§ **LISTED RECORDS**:
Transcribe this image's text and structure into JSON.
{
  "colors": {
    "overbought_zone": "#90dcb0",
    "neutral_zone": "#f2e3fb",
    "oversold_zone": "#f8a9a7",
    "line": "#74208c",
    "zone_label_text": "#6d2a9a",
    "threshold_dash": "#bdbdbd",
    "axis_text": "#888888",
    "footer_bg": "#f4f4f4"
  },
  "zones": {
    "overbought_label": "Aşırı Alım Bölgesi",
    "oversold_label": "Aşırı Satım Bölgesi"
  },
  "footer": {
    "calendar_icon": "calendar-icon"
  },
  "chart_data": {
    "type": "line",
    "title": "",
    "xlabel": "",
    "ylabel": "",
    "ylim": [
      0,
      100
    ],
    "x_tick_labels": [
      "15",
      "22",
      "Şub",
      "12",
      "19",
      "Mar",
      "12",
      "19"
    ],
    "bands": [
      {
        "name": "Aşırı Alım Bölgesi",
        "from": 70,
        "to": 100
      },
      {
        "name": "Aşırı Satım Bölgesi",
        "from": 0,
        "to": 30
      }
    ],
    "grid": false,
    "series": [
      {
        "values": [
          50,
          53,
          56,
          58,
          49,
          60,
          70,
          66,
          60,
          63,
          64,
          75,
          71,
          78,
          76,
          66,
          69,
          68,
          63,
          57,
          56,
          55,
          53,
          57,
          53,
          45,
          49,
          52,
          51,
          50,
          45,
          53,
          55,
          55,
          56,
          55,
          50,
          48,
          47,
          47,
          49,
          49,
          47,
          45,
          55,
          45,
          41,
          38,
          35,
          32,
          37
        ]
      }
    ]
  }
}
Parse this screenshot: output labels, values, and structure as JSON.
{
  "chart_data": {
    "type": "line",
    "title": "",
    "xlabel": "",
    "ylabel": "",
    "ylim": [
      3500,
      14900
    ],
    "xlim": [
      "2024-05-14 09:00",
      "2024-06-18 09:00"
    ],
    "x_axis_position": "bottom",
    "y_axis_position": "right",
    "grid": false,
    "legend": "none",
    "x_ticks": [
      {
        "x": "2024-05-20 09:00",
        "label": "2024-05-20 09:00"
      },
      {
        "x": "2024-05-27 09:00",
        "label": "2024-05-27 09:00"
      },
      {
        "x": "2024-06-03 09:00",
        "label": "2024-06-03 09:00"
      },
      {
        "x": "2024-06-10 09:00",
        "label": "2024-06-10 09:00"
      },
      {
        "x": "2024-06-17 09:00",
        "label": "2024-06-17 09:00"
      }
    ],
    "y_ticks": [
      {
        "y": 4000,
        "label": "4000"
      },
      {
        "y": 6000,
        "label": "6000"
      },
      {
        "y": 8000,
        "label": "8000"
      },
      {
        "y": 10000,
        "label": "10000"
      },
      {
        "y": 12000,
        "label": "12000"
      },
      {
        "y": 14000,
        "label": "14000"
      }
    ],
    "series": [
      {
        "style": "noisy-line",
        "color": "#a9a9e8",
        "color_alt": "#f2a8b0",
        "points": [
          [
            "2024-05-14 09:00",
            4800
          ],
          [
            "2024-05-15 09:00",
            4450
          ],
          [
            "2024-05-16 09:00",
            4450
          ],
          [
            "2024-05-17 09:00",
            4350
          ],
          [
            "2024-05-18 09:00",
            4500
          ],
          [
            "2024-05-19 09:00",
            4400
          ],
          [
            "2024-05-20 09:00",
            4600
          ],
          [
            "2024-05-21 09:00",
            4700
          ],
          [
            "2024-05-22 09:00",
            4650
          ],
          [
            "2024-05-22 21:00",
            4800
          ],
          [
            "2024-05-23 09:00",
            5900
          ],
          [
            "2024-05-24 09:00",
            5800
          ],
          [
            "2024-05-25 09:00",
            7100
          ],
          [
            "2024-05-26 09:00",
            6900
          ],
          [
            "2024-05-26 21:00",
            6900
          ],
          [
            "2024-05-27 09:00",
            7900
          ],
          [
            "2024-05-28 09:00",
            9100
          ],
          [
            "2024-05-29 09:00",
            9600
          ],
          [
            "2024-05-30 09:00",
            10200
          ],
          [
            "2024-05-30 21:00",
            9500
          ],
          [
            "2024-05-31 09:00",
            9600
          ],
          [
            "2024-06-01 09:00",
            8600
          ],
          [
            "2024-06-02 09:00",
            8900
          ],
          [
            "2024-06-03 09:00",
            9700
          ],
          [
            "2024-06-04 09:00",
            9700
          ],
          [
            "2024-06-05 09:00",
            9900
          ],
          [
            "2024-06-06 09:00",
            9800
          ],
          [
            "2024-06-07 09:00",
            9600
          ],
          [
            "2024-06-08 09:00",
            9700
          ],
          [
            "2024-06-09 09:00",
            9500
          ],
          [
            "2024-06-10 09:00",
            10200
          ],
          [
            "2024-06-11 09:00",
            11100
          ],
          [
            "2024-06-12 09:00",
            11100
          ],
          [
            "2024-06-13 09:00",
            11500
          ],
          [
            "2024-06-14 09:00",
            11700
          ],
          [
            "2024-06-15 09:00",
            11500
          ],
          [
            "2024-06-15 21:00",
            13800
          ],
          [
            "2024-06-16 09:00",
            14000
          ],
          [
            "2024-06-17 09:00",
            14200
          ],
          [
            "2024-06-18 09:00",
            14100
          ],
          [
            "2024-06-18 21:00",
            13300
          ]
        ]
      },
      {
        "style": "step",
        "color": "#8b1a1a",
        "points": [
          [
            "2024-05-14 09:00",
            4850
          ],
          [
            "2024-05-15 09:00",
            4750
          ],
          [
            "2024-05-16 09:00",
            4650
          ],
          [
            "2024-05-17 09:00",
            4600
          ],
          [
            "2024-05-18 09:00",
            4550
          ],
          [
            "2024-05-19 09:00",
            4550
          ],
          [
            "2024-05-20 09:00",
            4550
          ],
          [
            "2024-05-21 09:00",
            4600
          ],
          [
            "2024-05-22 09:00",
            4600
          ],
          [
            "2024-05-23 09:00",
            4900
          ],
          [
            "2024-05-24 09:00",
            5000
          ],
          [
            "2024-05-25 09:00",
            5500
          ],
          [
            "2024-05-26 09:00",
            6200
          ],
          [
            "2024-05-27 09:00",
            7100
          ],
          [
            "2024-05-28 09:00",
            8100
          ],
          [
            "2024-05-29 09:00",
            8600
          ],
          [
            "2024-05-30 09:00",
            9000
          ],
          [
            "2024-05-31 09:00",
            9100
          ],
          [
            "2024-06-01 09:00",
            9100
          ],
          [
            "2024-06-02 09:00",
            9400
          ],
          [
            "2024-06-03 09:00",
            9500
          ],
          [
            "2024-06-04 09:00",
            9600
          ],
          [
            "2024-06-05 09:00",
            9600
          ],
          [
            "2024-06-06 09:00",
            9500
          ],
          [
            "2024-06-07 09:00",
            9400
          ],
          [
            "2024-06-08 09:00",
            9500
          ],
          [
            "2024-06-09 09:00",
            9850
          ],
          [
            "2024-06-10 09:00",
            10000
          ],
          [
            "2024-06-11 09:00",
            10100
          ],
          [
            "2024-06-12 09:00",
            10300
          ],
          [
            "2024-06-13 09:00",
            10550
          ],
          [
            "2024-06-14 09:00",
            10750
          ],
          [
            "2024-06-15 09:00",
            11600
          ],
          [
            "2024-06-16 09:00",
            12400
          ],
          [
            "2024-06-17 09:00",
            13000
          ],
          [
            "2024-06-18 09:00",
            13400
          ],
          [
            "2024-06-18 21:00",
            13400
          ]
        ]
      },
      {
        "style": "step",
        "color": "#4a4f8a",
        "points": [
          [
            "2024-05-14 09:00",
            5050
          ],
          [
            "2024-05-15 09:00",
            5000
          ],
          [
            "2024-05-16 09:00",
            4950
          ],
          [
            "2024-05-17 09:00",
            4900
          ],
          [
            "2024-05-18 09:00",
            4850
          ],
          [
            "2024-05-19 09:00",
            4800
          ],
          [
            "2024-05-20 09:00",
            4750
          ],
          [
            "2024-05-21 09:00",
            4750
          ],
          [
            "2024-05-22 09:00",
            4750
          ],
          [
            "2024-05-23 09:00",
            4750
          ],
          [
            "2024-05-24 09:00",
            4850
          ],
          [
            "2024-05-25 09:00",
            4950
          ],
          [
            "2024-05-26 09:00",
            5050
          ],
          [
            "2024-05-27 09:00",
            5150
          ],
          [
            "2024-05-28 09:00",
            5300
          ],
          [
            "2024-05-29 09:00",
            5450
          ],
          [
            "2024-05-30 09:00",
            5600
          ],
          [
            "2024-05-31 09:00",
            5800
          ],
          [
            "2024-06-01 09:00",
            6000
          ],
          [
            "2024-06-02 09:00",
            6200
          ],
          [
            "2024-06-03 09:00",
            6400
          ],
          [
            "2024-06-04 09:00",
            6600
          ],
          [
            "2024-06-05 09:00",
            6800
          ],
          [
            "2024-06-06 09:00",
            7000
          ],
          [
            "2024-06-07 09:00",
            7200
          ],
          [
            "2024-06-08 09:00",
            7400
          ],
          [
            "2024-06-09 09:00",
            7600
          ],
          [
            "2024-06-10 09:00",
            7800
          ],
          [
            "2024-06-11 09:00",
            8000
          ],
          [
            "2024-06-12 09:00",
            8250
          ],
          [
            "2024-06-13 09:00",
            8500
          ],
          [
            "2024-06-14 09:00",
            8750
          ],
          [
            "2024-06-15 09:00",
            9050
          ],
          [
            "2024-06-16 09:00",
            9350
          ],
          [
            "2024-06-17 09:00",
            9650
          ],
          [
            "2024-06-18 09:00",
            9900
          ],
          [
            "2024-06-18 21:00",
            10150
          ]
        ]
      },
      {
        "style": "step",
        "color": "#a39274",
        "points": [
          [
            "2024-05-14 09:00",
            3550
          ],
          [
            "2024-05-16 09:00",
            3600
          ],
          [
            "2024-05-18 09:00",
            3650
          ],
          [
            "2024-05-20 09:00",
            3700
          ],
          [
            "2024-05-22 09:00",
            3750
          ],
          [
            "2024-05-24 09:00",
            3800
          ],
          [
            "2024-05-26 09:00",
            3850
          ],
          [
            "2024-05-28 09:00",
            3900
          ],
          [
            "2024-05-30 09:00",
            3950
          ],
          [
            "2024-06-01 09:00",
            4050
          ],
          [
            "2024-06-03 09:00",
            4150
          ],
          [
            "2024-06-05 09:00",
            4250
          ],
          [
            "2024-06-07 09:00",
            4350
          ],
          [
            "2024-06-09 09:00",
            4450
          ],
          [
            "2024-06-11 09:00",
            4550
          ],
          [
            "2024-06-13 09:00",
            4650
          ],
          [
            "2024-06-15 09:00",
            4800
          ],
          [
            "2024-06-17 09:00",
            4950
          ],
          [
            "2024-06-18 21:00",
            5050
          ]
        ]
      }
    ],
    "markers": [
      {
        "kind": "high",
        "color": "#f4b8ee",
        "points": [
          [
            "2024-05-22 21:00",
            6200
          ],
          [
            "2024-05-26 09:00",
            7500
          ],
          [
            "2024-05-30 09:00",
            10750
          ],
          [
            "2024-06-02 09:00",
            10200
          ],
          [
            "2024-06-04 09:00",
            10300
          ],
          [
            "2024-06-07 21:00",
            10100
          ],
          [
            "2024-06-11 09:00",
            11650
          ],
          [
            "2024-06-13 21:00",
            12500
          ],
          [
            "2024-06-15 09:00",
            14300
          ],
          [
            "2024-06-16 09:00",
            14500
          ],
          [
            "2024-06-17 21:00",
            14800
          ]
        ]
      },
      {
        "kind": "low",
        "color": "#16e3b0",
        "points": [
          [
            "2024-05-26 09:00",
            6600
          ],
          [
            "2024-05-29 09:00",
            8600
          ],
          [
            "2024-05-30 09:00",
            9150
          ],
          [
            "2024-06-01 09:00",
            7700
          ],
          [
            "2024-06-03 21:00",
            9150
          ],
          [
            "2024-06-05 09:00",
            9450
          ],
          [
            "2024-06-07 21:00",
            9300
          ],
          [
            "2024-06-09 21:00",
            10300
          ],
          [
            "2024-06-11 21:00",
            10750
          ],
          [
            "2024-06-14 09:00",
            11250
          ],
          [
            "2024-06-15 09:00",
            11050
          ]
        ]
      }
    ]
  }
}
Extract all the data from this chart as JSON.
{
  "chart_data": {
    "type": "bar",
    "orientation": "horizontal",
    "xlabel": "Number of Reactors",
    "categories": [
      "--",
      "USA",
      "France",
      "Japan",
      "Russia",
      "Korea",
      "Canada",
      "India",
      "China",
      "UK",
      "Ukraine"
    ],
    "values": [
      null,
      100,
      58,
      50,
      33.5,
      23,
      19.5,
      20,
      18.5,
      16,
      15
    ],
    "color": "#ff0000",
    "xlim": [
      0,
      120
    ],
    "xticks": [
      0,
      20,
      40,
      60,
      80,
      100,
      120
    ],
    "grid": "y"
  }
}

§ **PROBLEM REQUIREMENTS**:
Take every line from the data above that holds "structure" and copy it out.

§ **COMPLETE RESPONSE**:
Transcribe this image's text and structure into JSON.
Parse this screenshot: output labels, values, and structure as JSON.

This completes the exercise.